**Input data:**
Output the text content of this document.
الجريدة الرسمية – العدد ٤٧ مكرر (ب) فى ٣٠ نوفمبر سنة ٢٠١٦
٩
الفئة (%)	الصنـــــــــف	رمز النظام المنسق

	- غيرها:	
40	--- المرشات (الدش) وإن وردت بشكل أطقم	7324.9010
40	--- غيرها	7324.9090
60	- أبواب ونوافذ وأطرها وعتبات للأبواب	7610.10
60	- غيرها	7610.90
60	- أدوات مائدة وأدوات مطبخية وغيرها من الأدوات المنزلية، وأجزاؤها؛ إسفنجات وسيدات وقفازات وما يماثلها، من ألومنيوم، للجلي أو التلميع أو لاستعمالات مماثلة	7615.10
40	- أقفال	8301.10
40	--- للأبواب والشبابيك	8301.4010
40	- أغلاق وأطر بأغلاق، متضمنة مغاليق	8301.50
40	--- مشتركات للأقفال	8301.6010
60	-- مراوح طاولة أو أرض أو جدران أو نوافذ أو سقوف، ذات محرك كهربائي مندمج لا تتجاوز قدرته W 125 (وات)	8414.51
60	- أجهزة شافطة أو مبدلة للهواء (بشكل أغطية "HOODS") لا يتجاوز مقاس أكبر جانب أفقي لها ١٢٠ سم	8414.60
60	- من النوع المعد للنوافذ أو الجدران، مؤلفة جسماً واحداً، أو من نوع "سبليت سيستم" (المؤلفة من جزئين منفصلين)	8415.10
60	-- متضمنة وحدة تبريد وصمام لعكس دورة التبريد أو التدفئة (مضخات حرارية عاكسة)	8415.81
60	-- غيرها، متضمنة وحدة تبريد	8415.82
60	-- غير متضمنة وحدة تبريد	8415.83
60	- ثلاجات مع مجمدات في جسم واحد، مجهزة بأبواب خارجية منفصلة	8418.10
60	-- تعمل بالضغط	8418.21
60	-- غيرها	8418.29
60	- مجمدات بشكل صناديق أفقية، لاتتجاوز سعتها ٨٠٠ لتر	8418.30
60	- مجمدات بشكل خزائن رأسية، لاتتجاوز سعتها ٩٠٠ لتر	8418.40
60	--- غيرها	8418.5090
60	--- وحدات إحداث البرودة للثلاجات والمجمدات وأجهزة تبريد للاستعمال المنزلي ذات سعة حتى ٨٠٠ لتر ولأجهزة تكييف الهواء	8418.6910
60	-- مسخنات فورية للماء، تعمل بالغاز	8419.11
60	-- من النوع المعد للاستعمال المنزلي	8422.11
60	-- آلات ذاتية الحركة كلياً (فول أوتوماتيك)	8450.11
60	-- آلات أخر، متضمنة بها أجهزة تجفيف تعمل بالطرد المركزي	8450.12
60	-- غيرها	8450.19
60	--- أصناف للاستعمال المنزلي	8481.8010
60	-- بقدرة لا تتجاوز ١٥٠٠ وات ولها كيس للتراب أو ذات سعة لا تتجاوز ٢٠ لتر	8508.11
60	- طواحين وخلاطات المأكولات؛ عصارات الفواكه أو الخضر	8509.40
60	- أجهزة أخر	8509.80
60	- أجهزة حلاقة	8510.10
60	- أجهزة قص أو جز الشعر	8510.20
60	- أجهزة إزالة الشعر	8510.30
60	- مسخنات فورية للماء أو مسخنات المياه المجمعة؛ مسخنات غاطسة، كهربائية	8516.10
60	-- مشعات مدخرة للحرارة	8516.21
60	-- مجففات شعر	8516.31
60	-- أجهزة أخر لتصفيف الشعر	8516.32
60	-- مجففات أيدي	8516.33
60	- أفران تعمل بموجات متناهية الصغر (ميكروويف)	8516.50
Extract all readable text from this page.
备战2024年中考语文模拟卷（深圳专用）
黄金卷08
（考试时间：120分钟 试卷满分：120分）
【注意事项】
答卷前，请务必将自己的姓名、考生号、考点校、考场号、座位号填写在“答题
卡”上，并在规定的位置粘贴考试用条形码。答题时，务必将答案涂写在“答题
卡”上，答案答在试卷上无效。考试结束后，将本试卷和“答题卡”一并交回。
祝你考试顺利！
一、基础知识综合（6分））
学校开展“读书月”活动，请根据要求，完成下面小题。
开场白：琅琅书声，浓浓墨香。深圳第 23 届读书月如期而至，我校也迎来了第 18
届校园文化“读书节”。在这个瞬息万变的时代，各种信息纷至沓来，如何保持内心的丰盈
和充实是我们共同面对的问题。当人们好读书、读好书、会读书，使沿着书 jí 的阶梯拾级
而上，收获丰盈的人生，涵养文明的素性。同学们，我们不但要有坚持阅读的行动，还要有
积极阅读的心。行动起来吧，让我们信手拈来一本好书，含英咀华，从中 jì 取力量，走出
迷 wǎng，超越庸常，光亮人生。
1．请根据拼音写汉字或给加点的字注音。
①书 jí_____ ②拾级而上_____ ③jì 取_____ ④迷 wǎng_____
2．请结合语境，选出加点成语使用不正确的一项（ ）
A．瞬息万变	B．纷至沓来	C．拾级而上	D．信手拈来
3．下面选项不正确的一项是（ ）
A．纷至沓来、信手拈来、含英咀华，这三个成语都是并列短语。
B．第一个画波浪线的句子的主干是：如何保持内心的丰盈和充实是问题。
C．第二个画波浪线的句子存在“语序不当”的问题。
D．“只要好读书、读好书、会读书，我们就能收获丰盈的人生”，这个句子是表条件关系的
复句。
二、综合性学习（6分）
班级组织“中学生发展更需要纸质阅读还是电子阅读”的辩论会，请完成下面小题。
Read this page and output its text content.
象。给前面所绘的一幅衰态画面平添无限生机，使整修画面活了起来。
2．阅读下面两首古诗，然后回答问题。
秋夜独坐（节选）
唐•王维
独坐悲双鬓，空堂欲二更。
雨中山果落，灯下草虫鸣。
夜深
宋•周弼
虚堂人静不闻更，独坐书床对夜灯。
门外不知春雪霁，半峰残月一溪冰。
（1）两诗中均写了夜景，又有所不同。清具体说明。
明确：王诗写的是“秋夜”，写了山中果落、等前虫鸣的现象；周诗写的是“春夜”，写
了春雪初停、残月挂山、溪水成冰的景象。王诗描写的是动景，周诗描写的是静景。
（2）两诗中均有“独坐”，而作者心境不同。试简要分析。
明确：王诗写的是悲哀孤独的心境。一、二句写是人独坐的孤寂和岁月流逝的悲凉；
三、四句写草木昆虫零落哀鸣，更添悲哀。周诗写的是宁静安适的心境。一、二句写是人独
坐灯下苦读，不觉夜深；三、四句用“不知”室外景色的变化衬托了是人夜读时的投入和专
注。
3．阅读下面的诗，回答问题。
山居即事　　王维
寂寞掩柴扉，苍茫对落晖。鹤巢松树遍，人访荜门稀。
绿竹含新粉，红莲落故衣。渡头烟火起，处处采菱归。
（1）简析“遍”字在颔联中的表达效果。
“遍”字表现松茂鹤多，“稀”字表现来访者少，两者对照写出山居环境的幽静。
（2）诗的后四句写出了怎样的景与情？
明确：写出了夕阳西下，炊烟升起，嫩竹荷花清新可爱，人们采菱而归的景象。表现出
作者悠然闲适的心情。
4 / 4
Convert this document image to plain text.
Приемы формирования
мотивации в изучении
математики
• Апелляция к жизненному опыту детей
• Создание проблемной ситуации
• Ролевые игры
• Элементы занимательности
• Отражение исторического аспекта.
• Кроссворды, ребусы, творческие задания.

**Task details:**
Return the material exactly as it stands.

**Solution for this task:**
Output the text content of this document.
الجريدة الرسمية – العدد ٤٧ مكرر (ب) فى ٣٠ نوفمبر سنة ٢٠١٦
٩
الفئة (%)	الصنـــــــــف	رمز النظام المنسق

	- غيرها:	
40	--- المرشات (الدش) وإن وردت بشكل أطقم	7324.9010
40	--- غيرها	7324.9090
60	- أبواب ونوافذ وأطرها وعتبات للأبواب	7610.10
60	- غيرها	7610.90
60	- أدوات مائدة وأدوات مطبخية وغيرها من الأدوات المنزلية، وأجزاؤها؛ إسفنجات وسيدات وقفازات وما يماثلها، من ألومنيوم، للجلي أو التلميع أو لاستعمالات مماثلة	7615.10
40	- أقفال	8301.10
40	--- للأبواب والشبابيك	8301.4010
40	- أغلاق وأطر بأغلاق، متضمنة مغاليق	8301.50
40	--- مشتركات للأقفال	8301.6010
60	-- مراوح طاولة أو أرض أو جدران أو نوافذ أو سقوف، ذات محرك كهربائي مندمج لا تتجاوز قدرته W 125 (وات)	8414.51
60	- أجهزة شافطة أو مبدلة للهواء (بشكل أغطية "HOODS") لا يتجاوز مقاس أكبر جانب أفقي لها ١٢٠ سم	8414.60
60	- من النوع المعد للنوافذ أو الجدران، مؤلفة جسماً واحداً، أو من نوع "سبليت سيستم" (المؤلفة من جزئين منفصلين)	8415.10
60	-- متضمنة وحدة تبريد وصمام لعكس دورة التبريد أو التدفئة (مضخات حرارية عاكسة)	8415.81
60	-- غيرها، متضمنة وحدة تبريد	8415.82
60	-- غير متضمنة وحدة تبريد	8415.83
60	- ثلاجات مع مجمدات في جسم واحد، مجهزة بأبواب خارجية منفصلة	8418.10
60	-- تعمل بالضغط	8418.21
60	-- غيرها	8418.29
60	- مجمدات بشكل صناديق أفقية، لاتتجاوز سعتها ٨٠٠ لتر	8418.30
60	- مجمدات بشكل خزائن رأسية، لاتتجاوز سعتها ٩٠٠ لتر	8418.40
60	--- غيرها	8418.5090
60	--- وحدات إحداث البرودة للثلاجات والمجمدات وأجهزة تبريد للاستعمال المنزلي ذات سعة حتى ٨٠٠ لتر ولأجهزة تكييف الهواء	8418.6910
60	-- مسخنات فورية للماء، تعمل بالغاز	8419.11
60	-- من النوع المعد للاستعمال المنزلي	8422.11
60	-- آلات ذاتية الحركة كلياً (فول أوتوماتيك)	8450.11
60	-- آلات أخر، متضمنة بها أجهزة تجفيف تعمل بالطرد المركزي	8450.12
60	-- غيرها	8450.19
60	--- أصناف للاستعمال المنزلي	8481.8010
60	-- بقدرة لا تتجاوز ١٥٠٠ وات ولها كيس للتراب أو ذات سعة لا تتجاوز ٢٠ لتر	8508.11
60	- طواحين وخلاطات المأكولات؛ عصارات الفواكه أو الخضر	8509.40
60	- أجهزة أخر	8509.80
60	- أجهزة حلاقة	8510.10
60	- أجهزة قص أو جز الشعر	8510.20
60	- أجهزة إزالة الشعر	8510.30
60	- مسخنات فورية للماء أو مسخنات المياه المجمعة؛ مسخنات غاطسة، كهربائية	8516.10
60	-- مشعات مدخرة للحرارة	8516.21
60	-- مجففات شعر	8516.31
60	-- أجهزة أخر لتصفيف الشعر	8516.32
60	-- مجففات أيدي	8516.33
60	- أفران تعمل بموجات متناهية الصغر (ميكروويف)	8516.50
Extract all readable text from this page.
备战2024年中考语文模拟卷（深圳专用）
黄金卷08
（考试时间：120分钟 试卷满分：120分）
【注意事项】
答卷前，请务必将自己的姓名、考生号、考点校、考场号、座位号填写在“答题
卡”上，并在规定的位置粘贴考试用条形码。答题时，务必将答案涂写在“答题
卡”上，答案答在试卷上无效。考试结束后，将本试卷和“答题卡”一并交回。
祝你考试顺利！
一、基础知识综合（6分））
学校开展“读书月”活动，请根据要求，完成下面小题。
开场白：琅琅书声，浓浓墨香。深圳第 23 届读书月如期而至，我校也迎来了第 18
届校园文化“读书节”。在这个瞬息万变的时代，各种信息纷至沓来，如何保持内心的丰盈
和充实是我们共同面对的问题。当人们好读书、读好书、会读书，使沿着书 jí 的阶梯拾级
而上，收获丰盈的人生，涵养文明的素性。同学们，我们不但要有坚持阅读的行动，还要有
积极阅读的心。行动起来吧，让我们信手拈来一本好书，含英咀华，从中 jì 取力量，走出
迷 wǎng，超越庸常，光亮人生。
1．请根据拼音写汉字或给加点的字注音。
①书 jí_____ ②拾级而上_____ ③jì 取_____ ④迷 wǎng_____
2．请结合语境，选出加点成语使用不正确的一项（ ）
A．瞬息万变	B．纷至沓来	C．拾级而上	D．信手拈来
3．下面选项不正确的一项是（ ）
A．纷至沓来、信手拈来、含英咀华，这三个成语都是并列短语。
B．第一个画波浪线的句子的主干是：如何保持内心的丰盈和充实是问题。
C．第二个画波浪线的句子存在“语序不当”的问题。
D．“只要好读书、读好书、会读书，我们就能收获丰盈的人生”，这个句子是表条件关系的
复句。
二、综合性学习（6分）
班级组织“中学生发展更需要纸质阅读还是电子阅读”的辩论会，请完成下面小题。
Read this page and output its text content.
象。给前面所绘的一幅衰态画面平添无限生机，使整修画面活了起来。
2．阅读下面两首古诗，然后回答问题。
秋夜独坐（节选）
唐•王维
独坐悲双鬓，空堂欲二更。
雨中山果落，灯下草虫鸣。
夜深
宋•周弼
虚堂人静不闻更，独坐书床对夜灯。
门外不知春雪霁，半峰残月一溪冰。
（1）两诗中均写了夜景，又有所不同。清具体说明。
明确：王诗写的是“秋夜”，写了山中果落、等前虫鸣的现象；周诗写的是“春夜”，写
了春雪初停、残月挂山、溪水成冰的景象。王诗描写的是动景，周诗描写的是静景。
（2）两诗中均有“独坐”，而作者心境不同。试简要分析。
明确：王诗写的是悲哀孤独的心境。一、二句写是人独坐的孤寂和岁月流逝的悲凉；
三、四句写草木昆虫零落哀鸣，更添悲哀。周诗写的是宁静安适的心境。一、二句写是人独
坐灯下苦读，不觉夜深；三、四句用“不知”室外景色的变化衬托了是人夜读时的投入和专
注。
3．阅读下面的诗，回答问题。
山居即事　　王维
寂寞掩柴扉，苍茫对落晖。鹤巢松树遍，人访荜门稀。
绿竹含新粉，红莲落故衣。渡头烟火起，处处采菱归。
（1）简析“遍”字在颔联中的表达效果。
“遍”字表现松茂鹤多，“稀”字表现来访者少，两者对照写出山居环境的幽静。
（2）诗的后四句写出了怎样的景与情？
明确：写出了夕阳西下，炊烟升起，嫩竹荷花清新可爱，人们采菱而归的景象。表现出
作者悠然闲适的心情。
4 / 4
Convert this document image to plain text.
Приемы формирования
мотивации в изучении
математики
• Апелляция к жизненному опыту детей
• Создание проблемной ситуации
• Ролевые игры
• Элементы занимательности
• Отражение исторического аспекта.
• Кроссворды, ребусы, творческие задания.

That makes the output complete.